:: Provided records

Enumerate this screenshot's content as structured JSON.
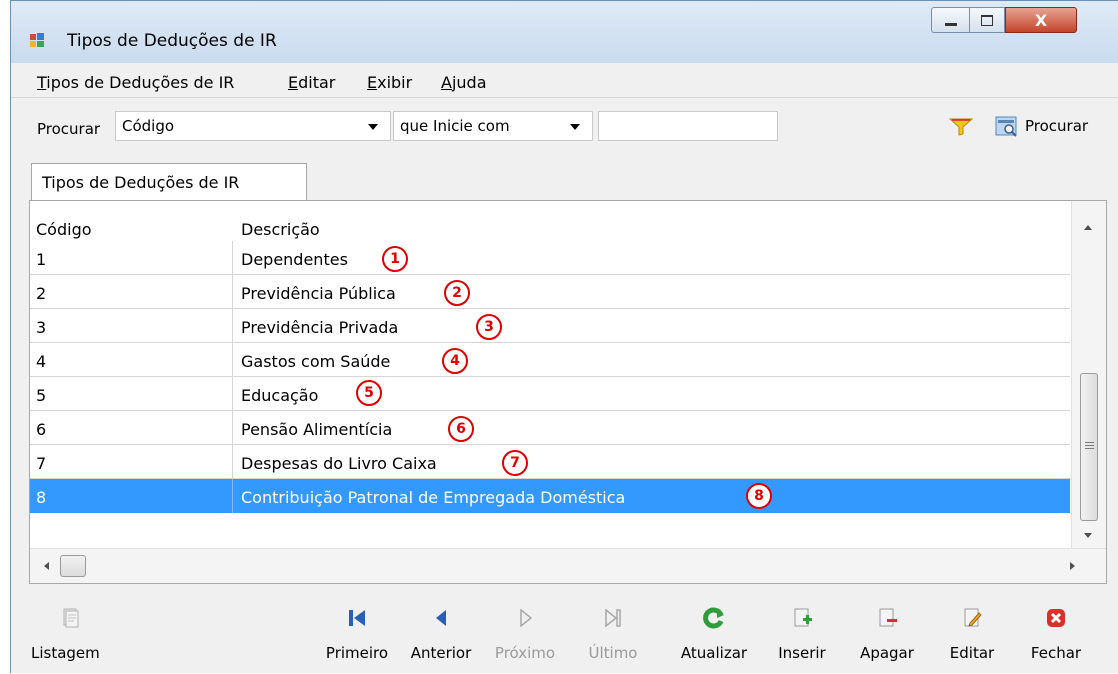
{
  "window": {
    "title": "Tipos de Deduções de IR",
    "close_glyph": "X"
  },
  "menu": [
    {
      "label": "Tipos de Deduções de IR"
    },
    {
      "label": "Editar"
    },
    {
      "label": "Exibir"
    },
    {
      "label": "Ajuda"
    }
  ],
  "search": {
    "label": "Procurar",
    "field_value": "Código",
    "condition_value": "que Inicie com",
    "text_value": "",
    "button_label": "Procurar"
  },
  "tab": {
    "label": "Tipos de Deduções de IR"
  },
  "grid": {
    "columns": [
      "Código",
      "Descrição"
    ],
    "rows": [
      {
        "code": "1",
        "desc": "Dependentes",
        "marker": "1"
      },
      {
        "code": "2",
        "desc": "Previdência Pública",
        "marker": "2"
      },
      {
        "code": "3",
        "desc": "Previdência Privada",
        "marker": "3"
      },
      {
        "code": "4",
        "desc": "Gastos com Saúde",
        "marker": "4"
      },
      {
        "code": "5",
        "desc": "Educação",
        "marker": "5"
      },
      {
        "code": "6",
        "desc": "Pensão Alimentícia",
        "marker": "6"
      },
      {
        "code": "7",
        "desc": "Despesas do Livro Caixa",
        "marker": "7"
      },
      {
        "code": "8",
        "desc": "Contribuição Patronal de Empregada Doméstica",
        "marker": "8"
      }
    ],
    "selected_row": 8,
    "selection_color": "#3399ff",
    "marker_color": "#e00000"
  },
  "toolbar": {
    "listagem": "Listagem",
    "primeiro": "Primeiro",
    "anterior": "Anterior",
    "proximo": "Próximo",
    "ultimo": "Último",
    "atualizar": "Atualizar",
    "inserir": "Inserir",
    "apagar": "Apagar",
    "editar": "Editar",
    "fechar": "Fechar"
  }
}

::::

Check each line of the records for "Tipos" and copy the ones that contain it.

Expected answer:
    "title": "Tipos de Deduções de IR",
      "label": "Tipos de Deduções de IR"
    "label": "Tipos de Deduções de IR"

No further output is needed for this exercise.